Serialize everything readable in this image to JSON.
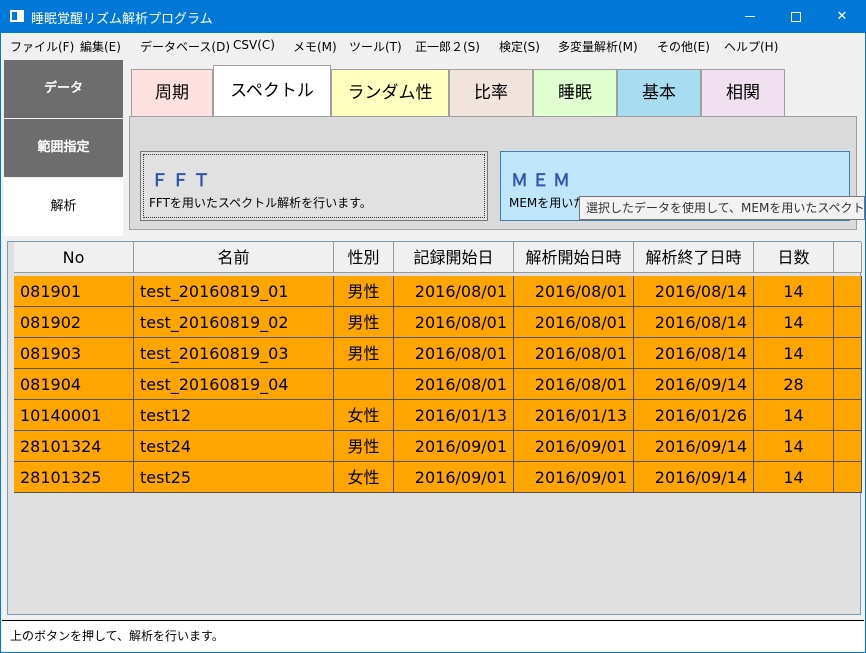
{
  "window": {
    "title": "睡眠覚醒リズム解析プログラム"
  },
  "menu": [
    "ファイル(F)",
    "編集(E)",
    "データベース(D)",
    "CSV(C)",
    "メモ(M)",
    "ツール(T)",
    "正一郎２(S)",
    "検定(S)",
    "多変量解析(M)",
    "その他(E)",
    "ヘルプ(H)"
  ],
  "left_tabs": {
    "data": "データ",
    "range": "範囲指定",
    "analysis": "解析"
  },
  "tabs": [
    {
      "label": "周期",
      "color": "#ffe0e0"
    },
    {
      "label": "スペクトル",
      "color": "#ffffff"
    },
    {
      "label": "ランダム性",
      "color": "#ffffc0"
    },
    {
      "label": "比率",
      "color": "#f0e4dc"
    },
    {
      "label": "睡眠",
      "color": "#e0ffd0"
    },
    {
      "label": "基本",
      "color": "#a8dcf0"
    },
    {
      "label": "相関",
      "color": "#f0e0f0"
    }
  ],
  "fft": {
    "title": "ＦＦＴ",
    "desc": "FFTを用いたスペクトル解析を行います。"
  },
  "mem": {
    "title": "ＭＥＭ",
    "desc": "MEMを用いたスペクトル解析を行います。"
  },
  "tooltip": "選択したデータを使用して、MEMを用いたスペクトル解析を行います。",
  "table": {
    "headers": [
      "No",
      "名前",
      "性別",
      "記録開始日",
      "解析開始日時",
      "解析終了日時",
      "日数"
    ],
    "rows": [
      [
        "081901",
        "test_20160819_01",
        "男性",
        "2016/08/01",
        "2016/08/01",
        "2016/08/14",
        "14"
      ],
      [
        "081902",
        "test_20160819_02",
        "男性",
        "2016/08/01",
        "2016/08/01",
        "2016/08/14",
        "14"
      ],
      [
        "081903",
        "test_20160819_03",
        "男性",
        "2016/08/01",
        "2016/08/01",
        "2016/08/14",
        "14"
      ],
      [
        "081904",
        "test_20160819_04",
        "",
        "2016/08/01",
        "2016/08/01",
        "2016/09/14",
        "28"
      ],
      [
        "10140001",
        "test12",
        "女性",
        "2016/01/13",
        "2016/01/13",
        "2016/01/26",
        "14"
      ],
      [
        "28101324",
        "test24",
        "男性",
        "2016/09/01",
        "2016/09/01",
        "2016/09/14",
        "14"
      ],
      [
        "28101325",
        "test25",
        "女性",
        "2016/09/01",
        "2016/09/01",
        "2016/09/14",
        "14"
      ]
    ]
  },
  "status": "上のボタンを押して、解析を行います。"
}
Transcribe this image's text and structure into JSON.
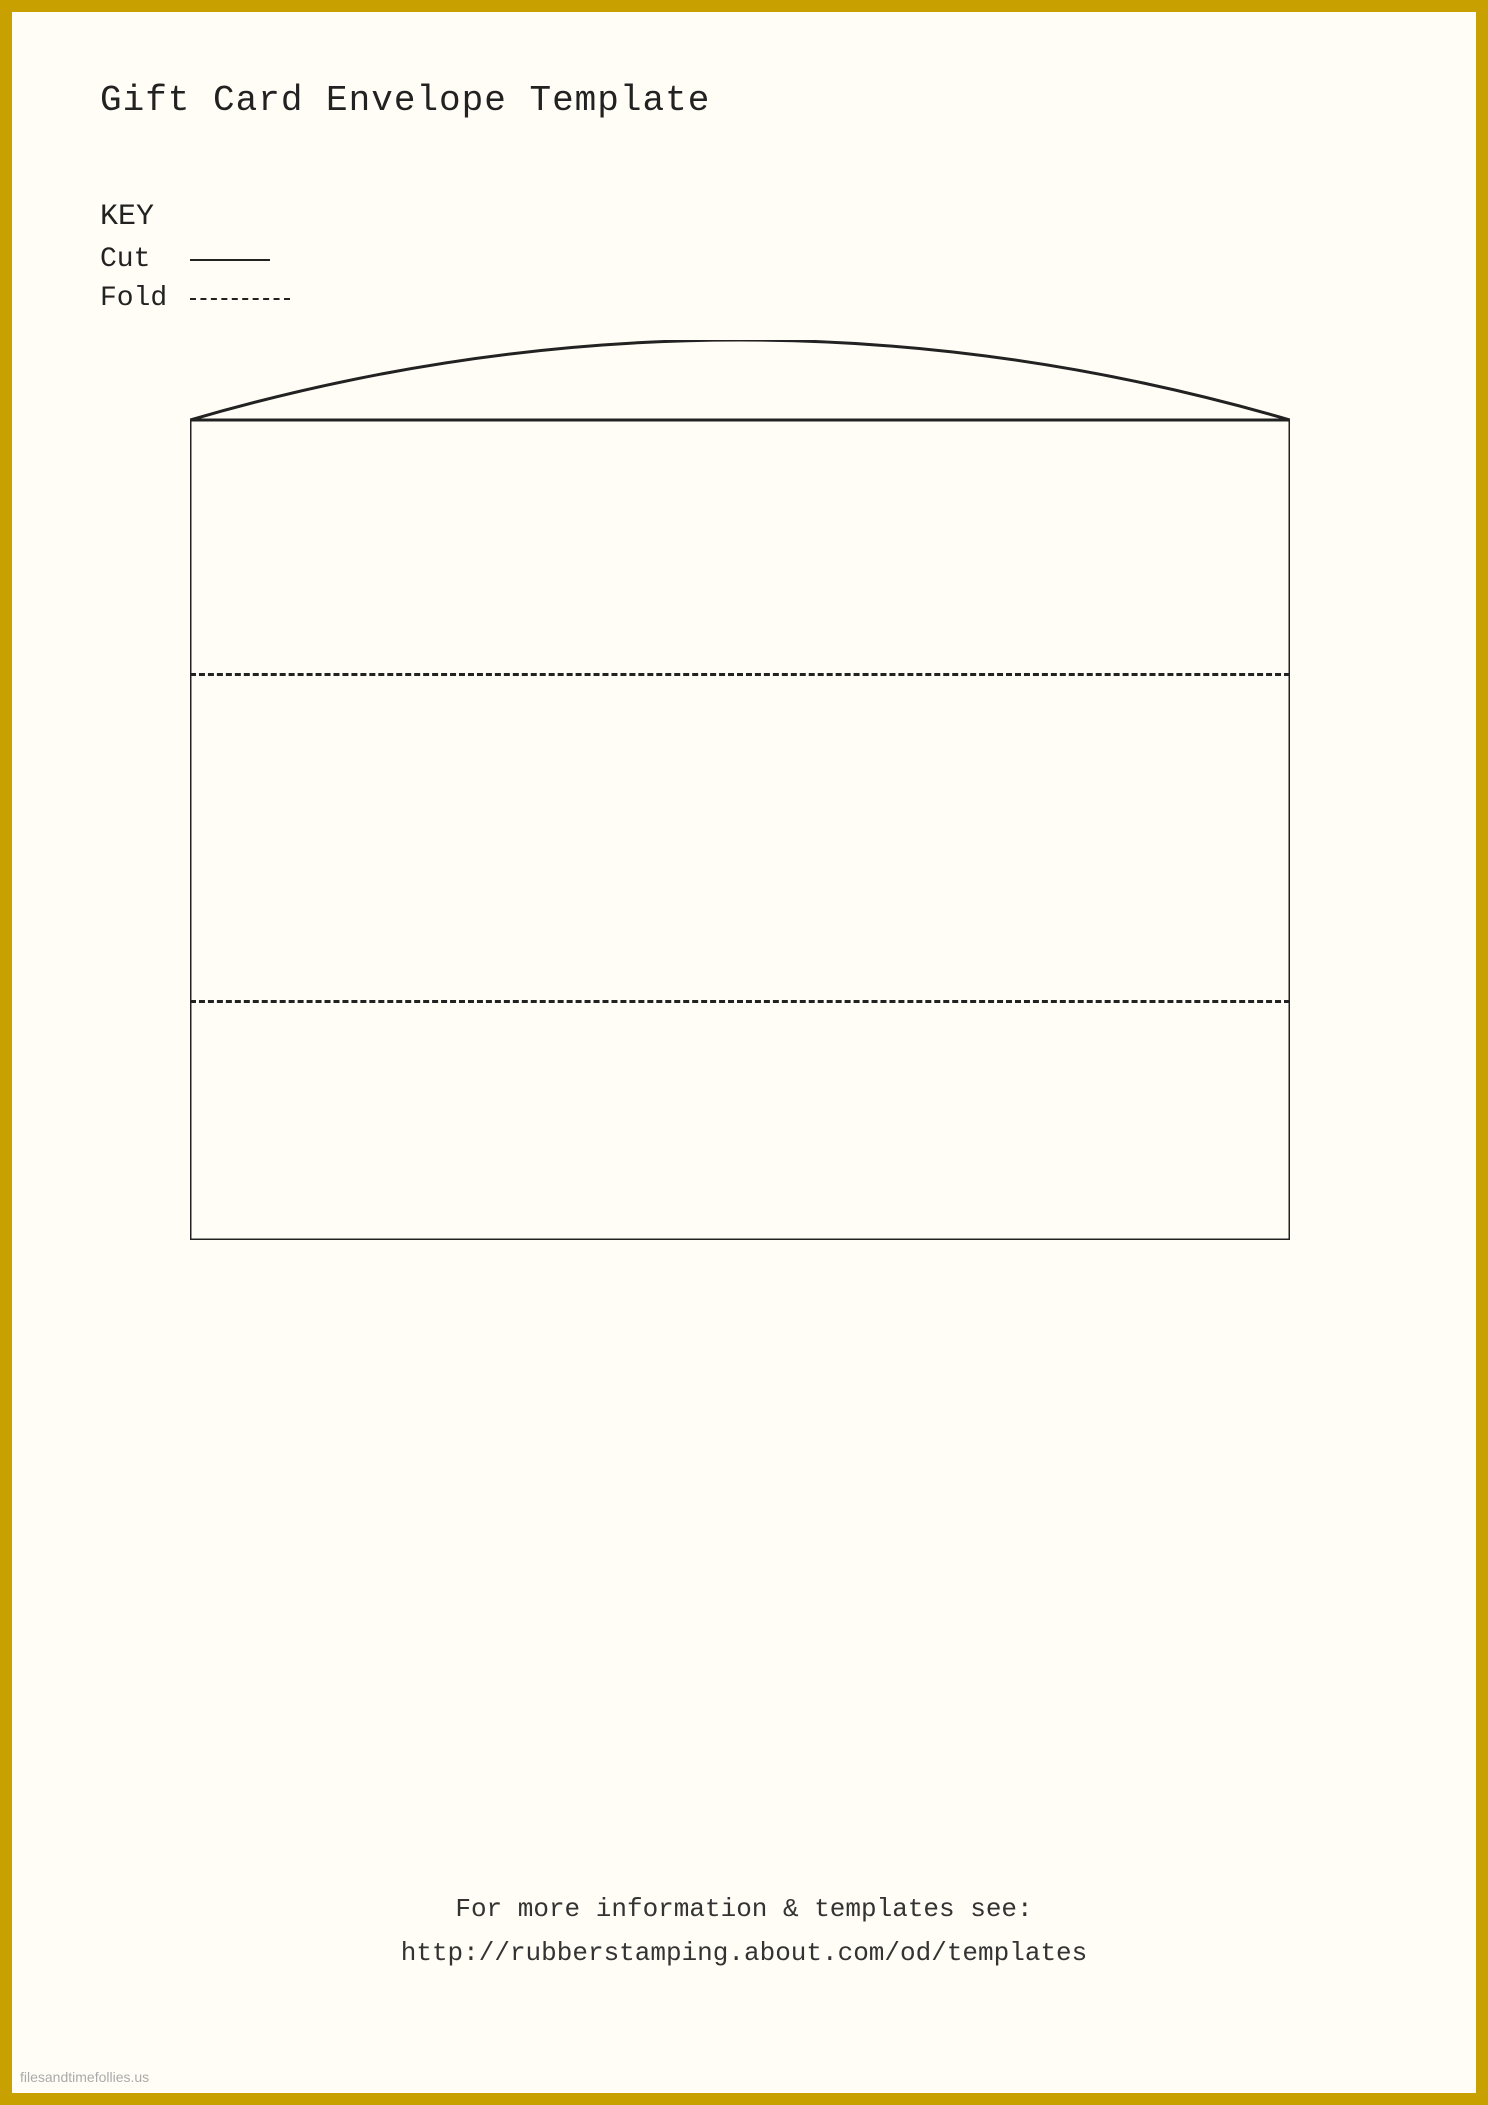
{
  "page": {
    "background_color": "#fffdf5",
    "border_color": "#c8a000"
  },
  "title": "Gift Card Envelope Template",
  "key": {
    "heading": "KEY",
    "items": [
      {
        "label": "Cut",
        "line_type": "solid"
      },
      {
        "label": "Fold",
        "line_type": "dashed"
      }
    ]
  },
  "envelope": {
    "arched_top": true,
    "fold_lines": 2,
    "description": "Gift card envelope template with arched top flap and two fold lines"
  },
  "footer": {
    "line1": "For more information & templates see:",
    "line2": "http://rubberstamping.about.com/od/templates"
  },
  "watermark": "filesandtimefollies.us"
}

────────────────────────────────────────

_SHORT TASK:_
Verbatim reproduction of every record is required; images are left out.

_TASK SOLUTION:_
Serialize everything readable in this image to JSON.
{
  "window": {
    "title": "睡眠覚醒リズム解析プログラム"
  },
  "menu": [
    "ファイル(F)",
    "編集(E)",
    "データベース(D)",
    "CSV(C)",
    "メモ(M)",
    "ツール(T)",
    "正一郎２(S)",
    "検定(S)",
    "多変量解析(M)",
    "その他(E)",
    "ヘルプ(H)"
  ],
  "left_tabs": {
    "data": "データ",
    "range": "範囲指定",
    "analysis": "解析"
  },
  "tabs": [
    {
      "label": "周期",
      "color": "#ffe0e0"
    },
    {
      "label": "スペクトル",
      "color": "#ffffff"
    },
    {
      "label": "ランダム性",
      "color": "#ffffc0"
    },
    {
      "label": "比率",
      "color": "#f0e4dc"
    },
    {
      "label": "睡眠",
      "color": "#e0ffd0"
    },
    {
      "label": "基本",
      "color": "#a8dcf0"
    },
    {
      "label": "相関",
      "color": "#f0e0f0"
    }
  ],
  "fft": {
    "title": "ＦＦＴ",
    "desc": "FFTを用いたスペクトル解析を行います。"
  },
  "mem": {
    "title": "ＭＥＭ",
    "desc": "MEMを用いたスペクトル解析を行います。"
  },
  "tooltip": "選択したデータを使用して、MEMを用いたスペクトル解析を行います。",
  "table": {
    "headers": [
      "No",
      "名前",
      "性別",
      "記録開始日",
      "解析開始日時",
      "解析終了日時",
      "日数"
    ],
    "rows": [
      [
        "081901",
        "test_20160819_01",
        "男性",
        "2016/08/01",
        "2016/08/01",
        "2016/08/14",
        "14"
      ],
      [
        "081902",
        "test_20160819_02",
        "男性",
        "2016/08/01",
        "2016/08/01",
        "2016/08/14",
        "14"
      ],
      [
        "081903",
        "test_20160819_03",
        "男性",
        "2016/08/01",
        "2016/08/01",
        "2016/08/14",
        "14"
      ],
      [
        "081904",
        "test_20160819_04",
        "",
        "2016/08/01",
        "2016/08/01",
        "2016/09/14",
        "28"
      ],
      [
        "10140001",
        "test12",
        "女性",
        "2016/01/13",
        "2016/01/13",
        "2016/01/26",
        "14"
      ],
      [
        "28101324",
        "test24",
        "男性",
        "2016/09/01",
        "2016/09/01",
        "2016/09/14",
        "14"
      ],
      [
        "28101325",
        "test25",
        "女性",
        "2016/09/01",
        "2016/09/01",
        "2016/09/14",
        "14"
      ]
    ]
  },
  "status": "上のボタンを押して、解析を行います。"
}
Transcribe this image's text and structure into JSON.
{
  "page": {
    "background_color": "#fffdf5",
    "border_color": "#c8a000"
  },
  "title": "Gift Card Envelope Template",
  "key": {
    "heading": "KEY",
    "items": [
      {
        "label": "Cut",
        "line_type": "solid"
      },
      {
        "label": "Fold",
        "line_type": "dashed"
      }
    ]
  },
  "envelope": {
    "arched_top": true,
    "fold_lines": 2,
    "description": "Gift card envelope template with arched top flap and two fold lines"
  },
  "footer": {
    "line1": "For more information & templates see:",
    "line2": "http://rubberstamping.about.com/od/templates"
  },
  "watermark": "filesandtimefollies.us"
}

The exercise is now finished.